DIRECTIONS FOR THIS TASK:
Count every line that has "Гафики" in it and give the total, nothing more.

RECORD LIST:
---------------

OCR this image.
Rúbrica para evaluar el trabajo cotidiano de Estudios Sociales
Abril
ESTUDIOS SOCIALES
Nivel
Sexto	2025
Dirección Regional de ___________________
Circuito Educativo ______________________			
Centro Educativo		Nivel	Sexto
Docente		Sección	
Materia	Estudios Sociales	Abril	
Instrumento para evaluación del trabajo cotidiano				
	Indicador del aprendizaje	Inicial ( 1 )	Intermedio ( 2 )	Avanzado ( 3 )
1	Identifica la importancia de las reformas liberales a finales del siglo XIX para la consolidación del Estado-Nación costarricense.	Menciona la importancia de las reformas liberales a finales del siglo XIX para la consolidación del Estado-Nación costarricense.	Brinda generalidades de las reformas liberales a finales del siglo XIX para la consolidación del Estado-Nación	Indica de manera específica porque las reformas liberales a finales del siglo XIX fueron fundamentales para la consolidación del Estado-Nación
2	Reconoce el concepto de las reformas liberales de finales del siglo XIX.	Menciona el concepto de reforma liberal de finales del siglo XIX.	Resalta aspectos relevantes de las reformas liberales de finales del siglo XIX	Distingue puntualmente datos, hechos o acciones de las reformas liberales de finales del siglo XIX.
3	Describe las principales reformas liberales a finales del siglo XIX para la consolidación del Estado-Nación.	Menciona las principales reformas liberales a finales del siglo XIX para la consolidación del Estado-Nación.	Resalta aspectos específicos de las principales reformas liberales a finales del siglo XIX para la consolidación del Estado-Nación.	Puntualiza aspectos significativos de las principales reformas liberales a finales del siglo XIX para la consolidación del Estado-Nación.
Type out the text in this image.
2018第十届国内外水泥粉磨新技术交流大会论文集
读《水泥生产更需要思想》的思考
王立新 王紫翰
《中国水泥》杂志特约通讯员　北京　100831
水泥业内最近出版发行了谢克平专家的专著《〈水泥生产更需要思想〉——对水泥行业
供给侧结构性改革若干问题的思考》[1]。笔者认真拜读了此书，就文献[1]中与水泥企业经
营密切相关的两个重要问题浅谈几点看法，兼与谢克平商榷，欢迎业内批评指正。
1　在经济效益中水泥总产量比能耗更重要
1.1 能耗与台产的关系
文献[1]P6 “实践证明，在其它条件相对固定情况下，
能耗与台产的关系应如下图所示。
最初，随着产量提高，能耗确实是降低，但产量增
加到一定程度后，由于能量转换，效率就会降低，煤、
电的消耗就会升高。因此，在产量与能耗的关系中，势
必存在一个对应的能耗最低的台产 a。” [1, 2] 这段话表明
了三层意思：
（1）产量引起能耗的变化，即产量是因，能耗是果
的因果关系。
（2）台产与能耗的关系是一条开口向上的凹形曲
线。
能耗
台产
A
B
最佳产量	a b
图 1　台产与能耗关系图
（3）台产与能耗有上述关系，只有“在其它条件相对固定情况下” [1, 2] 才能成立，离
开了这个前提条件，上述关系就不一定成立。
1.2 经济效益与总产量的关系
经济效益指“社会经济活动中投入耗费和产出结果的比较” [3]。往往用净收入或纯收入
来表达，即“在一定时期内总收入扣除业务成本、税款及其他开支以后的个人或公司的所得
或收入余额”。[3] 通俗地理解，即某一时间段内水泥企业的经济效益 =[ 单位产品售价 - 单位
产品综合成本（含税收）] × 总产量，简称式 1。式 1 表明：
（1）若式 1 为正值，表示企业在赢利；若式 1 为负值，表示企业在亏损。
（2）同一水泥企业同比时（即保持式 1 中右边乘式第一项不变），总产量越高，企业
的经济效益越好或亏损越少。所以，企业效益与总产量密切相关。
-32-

---------------

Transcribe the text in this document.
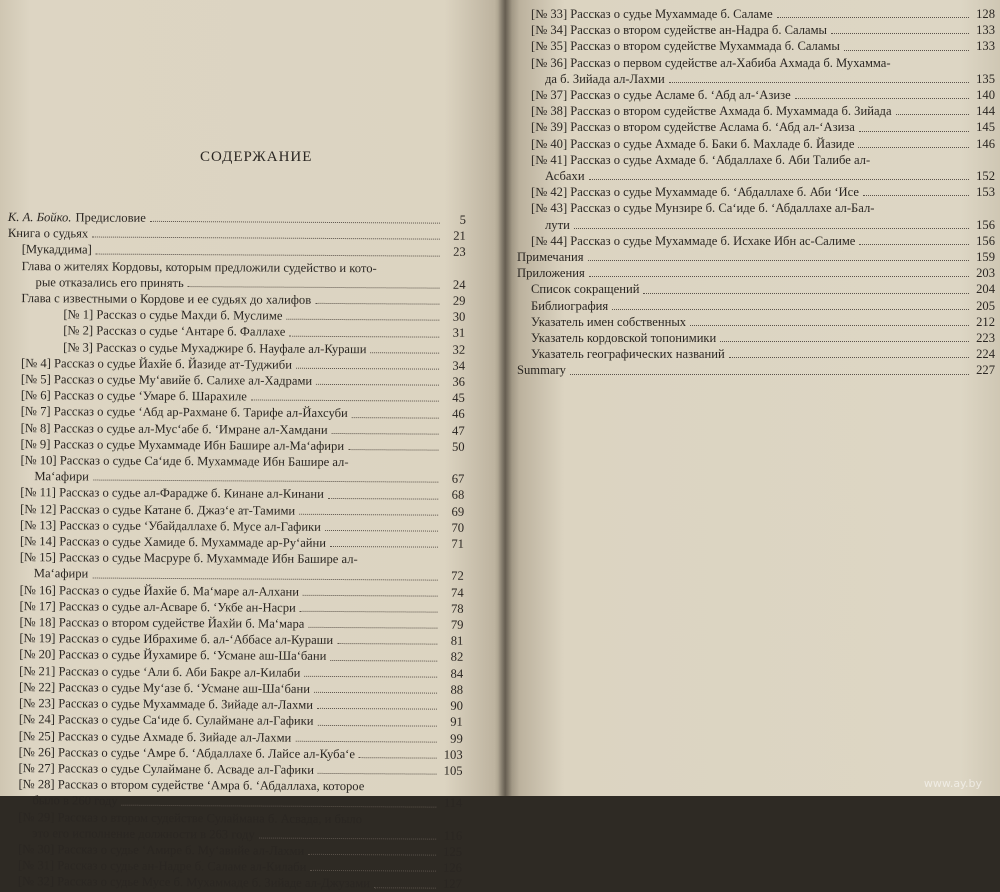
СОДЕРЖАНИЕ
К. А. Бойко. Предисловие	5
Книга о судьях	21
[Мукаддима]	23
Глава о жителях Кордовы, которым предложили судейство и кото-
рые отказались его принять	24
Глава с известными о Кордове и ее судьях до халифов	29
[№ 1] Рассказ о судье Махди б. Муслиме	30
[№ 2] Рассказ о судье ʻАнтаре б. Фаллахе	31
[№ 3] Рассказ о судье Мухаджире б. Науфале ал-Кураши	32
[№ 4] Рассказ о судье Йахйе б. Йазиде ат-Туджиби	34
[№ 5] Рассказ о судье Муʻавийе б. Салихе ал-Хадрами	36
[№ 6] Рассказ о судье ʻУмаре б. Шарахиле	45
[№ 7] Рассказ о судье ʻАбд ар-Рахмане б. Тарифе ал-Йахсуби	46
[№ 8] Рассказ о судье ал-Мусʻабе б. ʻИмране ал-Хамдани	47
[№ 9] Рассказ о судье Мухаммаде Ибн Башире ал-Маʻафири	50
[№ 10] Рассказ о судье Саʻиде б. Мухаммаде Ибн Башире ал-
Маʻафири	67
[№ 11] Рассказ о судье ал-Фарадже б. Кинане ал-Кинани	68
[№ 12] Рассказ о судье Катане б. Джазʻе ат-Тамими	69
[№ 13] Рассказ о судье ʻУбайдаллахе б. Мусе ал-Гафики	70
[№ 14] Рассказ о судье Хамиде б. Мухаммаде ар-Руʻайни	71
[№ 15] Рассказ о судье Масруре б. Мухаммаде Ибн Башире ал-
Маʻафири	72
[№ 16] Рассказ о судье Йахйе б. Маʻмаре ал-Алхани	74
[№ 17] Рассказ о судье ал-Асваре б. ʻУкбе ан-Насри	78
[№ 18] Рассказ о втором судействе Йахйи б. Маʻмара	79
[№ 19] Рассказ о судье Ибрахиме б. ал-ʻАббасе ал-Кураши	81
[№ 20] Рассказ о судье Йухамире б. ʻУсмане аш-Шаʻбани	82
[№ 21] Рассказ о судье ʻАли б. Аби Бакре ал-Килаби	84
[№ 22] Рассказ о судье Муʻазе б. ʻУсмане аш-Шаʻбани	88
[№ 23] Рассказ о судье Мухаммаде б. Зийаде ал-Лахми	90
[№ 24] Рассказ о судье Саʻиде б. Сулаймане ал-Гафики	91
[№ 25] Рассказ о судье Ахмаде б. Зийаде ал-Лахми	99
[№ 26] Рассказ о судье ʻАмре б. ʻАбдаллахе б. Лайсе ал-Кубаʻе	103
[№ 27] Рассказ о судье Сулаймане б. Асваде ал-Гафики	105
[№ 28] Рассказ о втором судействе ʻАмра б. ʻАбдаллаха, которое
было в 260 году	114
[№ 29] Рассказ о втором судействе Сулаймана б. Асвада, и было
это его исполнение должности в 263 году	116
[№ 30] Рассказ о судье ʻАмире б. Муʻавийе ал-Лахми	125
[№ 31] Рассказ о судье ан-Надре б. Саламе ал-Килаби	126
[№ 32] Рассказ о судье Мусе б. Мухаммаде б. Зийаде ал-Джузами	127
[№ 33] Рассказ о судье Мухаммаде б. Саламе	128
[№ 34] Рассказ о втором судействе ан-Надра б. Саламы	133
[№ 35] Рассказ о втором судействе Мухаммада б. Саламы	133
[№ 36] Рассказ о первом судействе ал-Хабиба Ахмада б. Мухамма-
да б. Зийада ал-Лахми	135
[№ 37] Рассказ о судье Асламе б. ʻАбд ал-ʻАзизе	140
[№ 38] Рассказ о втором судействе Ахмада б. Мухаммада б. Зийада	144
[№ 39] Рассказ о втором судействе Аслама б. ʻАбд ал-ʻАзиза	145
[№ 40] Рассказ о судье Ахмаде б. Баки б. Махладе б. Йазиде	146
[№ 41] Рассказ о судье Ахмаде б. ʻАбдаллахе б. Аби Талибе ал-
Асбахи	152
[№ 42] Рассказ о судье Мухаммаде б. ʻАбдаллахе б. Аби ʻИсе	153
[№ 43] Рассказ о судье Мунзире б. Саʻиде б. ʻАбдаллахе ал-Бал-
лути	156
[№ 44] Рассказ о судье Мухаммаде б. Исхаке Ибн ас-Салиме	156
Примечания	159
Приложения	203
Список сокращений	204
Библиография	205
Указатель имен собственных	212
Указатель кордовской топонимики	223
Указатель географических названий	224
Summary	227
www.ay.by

---------------

TASK SOLUTION:
3